DATA SHOWN.
────
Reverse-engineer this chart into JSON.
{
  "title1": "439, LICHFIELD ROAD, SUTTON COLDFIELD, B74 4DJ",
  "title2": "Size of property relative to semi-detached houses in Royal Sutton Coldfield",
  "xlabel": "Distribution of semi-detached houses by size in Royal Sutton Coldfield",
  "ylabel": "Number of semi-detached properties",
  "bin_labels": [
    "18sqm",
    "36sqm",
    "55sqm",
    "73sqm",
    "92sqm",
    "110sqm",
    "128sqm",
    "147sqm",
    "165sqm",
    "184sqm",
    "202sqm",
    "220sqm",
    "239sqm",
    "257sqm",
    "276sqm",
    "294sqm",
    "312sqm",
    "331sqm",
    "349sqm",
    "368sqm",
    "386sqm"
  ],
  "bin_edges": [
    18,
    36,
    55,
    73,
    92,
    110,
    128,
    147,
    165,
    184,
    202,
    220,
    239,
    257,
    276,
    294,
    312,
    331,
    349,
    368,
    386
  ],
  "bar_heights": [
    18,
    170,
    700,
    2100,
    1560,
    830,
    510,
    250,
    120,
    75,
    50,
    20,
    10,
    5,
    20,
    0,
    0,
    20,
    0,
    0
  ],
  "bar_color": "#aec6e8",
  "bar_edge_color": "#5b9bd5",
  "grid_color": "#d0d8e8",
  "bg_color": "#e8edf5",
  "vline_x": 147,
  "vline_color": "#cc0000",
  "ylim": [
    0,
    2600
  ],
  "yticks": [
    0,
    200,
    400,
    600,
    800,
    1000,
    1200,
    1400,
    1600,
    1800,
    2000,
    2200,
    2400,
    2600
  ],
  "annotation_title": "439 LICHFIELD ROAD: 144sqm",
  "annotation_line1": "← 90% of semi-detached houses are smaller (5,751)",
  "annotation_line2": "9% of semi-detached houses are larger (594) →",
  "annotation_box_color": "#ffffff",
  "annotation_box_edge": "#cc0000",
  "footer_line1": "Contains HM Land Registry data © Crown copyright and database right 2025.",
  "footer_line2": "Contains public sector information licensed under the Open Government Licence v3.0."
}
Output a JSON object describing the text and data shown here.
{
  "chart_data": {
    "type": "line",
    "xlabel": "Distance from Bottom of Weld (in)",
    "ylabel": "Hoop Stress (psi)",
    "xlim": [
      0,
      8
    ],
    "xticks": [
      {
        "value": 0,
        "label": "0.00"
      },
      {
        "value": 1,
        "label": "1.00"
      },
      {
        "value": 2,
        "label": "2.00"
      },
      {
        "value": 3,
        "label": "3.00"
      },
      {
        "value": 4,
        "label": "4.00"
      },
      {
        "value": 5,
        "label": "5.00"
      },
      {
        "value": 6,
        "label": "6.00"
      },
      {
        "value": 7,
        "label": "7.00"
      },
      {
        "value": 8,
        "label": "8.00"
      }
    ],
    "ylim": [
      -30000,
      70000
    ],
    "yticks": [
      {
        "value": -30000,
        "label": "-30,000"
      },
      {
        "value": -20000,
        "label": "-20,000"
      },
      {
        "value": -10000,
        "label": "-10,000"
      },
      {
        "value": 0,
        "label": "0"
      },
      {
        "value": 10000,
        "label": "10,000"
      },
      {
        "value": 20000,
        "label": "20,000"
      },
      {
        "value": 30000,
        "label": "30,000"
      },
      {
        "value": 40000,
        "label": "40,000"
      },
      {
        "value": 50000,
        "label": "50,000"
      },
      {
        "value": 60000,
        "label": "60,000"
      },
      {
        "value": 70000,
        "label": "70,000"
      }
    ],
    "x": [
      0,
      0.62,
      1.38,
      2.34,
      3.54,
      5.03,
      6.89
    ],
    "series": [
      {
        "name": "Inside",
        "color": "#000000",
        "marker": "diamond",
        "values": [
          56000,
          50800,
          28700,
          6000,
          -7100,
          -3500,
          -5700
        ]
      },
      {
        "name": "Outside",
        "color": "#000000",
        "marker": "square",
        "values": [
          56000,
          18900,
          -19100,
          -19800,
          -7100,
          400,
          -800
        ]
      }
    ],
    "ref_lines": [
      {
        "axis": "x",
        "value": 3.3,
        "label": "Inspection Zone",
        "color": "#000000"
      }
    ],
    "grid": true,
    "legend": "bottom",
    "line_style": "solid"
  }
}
────
EXERCISE BRIEF.
Restate the listing above word for word.

SOLUTION TO THIS EXERCISE.
Reverse-engineer this chart into JSON.
{
  "title1": "439, LICHFIELD ROAD, SUTTON COLDFIELD, B74 4DJ",
  "title2": "Size of property relative to semi-detached houses in Royal Sutton Coldfield",
  "xlabel": "Distribution of semi-detached houses by size in Royal Sutton Coldfield",
  "ylabel": "Number of semi-detached properties",
  "bin_labels": [
    "18sqm",
    "36sqm",
    "55sqm",
    "73sqm",
    "92sqm",
    "110sqm",
    "128sqm",
    "147sqm",
    "165sqm",
    "184sqm",
    "202sqm",
    "220sqm",
    "239sqm",
    "257sqm",
    "276sqm",
    "294sqm",
    "312sqm",
    "331sqm",
    "349sqm",
    "368sqm",
    "386sqm"
  ],
  "bin_edges": [
    18,
    36,
    55,
    73,
    92,
    110,
    128,
    147,
    165,
    184,
    202,
    220,
    239,
    257,
    276,
    294,
    312,
    331,
    349,
    368,
    386
  ],
  "bar_heights": [
    18,
    170,
    700,
    2100,
    1560,
    830,
    510,
    250,
    120,
    75,
    50,
    20,
    10,
    5,
    20,
    0,
    0,
    20,
    0,
    0
  ],
  "bar_color": "#aec6e8",
  "bar_edge_color": "#5b9bd5",
  "grid_color": "#d0d8e8",
  "bg_color": "#e8edf5",
  "vline_x": 147,
  "vline_color": "#cc0000",
  "ylim": [
    0,
    2600
  ],
  "yticks": [
    0,
    200,
    400,
    600,
    800,
    1000,
    1200,
    1400,
    1600,
    1800,
    2000,
    2200,
    2400,
    2600
  ],
  "annotation_title": "439 LICHFIELD ROAD: 144sqm",
  "annotation_line1": "← 90% of semi-detached houses are smaller (5,751)",
  "annotation_line2": "9% of semi-detached houses are larger (594) →",
  "annotation_box_color": "#ffffff",
  "annotation_box_edge": "#cc0000",
  "footer_line1": "Contains HM Land Registry data © Crown copyright and database right 2025.",
  "footer_line2": "Contains public sector information licensed under the Open Government Licence v3.0."
}
Output a JSON object describing the text and data shown here.
{
  "chart_data": {
    "type": "line",
    "xlabel": "Distance from Bottom of Weld (in)",
    "ylabel": "Hoop Stress (psi)",
    "xlim": [
      0,
      8
    ],
    "xticks": [
      {
        "value": 0,
        "label": "0.00"
      },
      {
        "value": 1,
        "label": "1.00"
      },
      {
        "value": 2,
        "label": "2.00"
      },
      {
        "value": 3,
        "label": "3.00"
      },
      {
        "value": 4,
        "label": "4.00"
      },
      {
        "value": 5,
        "label": "5.00"
      },
      {
        "value": 6,
        "label": "6.00"
      },
      {
        "value": 7,
        "label": "7.00"
      },
      {
        "value": 8,
        "label": "8.00"
      }
    ],
    "ylim": [
      -30000,
      70000
    ],
    "yticks": [
      {
        "value": -30000,
        "label": "-30,000"
      },
      {
        "value": -20000,
        "label": "-20,000"
      },
      {
        "value": -10000,
        "label": "-10,000"
      },
      {
        "value": 0,
        "label": "0"
      },
      {
        "value": 10000,
        "label": "10,000"
      },
      {
        "value": 20000,
        "label": "20,000"
      },
      {
        "value": 30000,
        "label": "30,000"
      },
      {
        "value": 40000,
        "label": "40,000"
      },
      {
        "value": 50000,
        "label": "50,000"
      },
      {
        "value": 60000,
        "label": "60,000"
      },
      {
        "value": 70000,
        "label": "70,000"
      }
    ],
    "x": [
      0,
      0.62,
      1.38,
      2.34,
      3.54,
      5.03,
      6.89
    ],
    "series": [
      {
        "name": "Inside",
        "color": "#000000",
        "marker": "diamond",
        "values": [
          56000,
          50800,
          28700,
          6000,
          -7100,
          -3500,
          -5700
        ]
      },
      {
        "name": "Outside",
        "color": "#000000",
        "marker": "square",
        "values": [
          56000,
          18900,
          -19100,
          -19800,
          -7100,
          400,
          -800
        ]
      }
    ],
    "ref_lines": [
      {
        "axis": "x",
        "value": 3.3,
        "label": "Inspection Zone",
        "color": "#000000"
      }
    ],
    "grid": true,
    "legend": "bottom",
    "line_style": "solid"
  }
}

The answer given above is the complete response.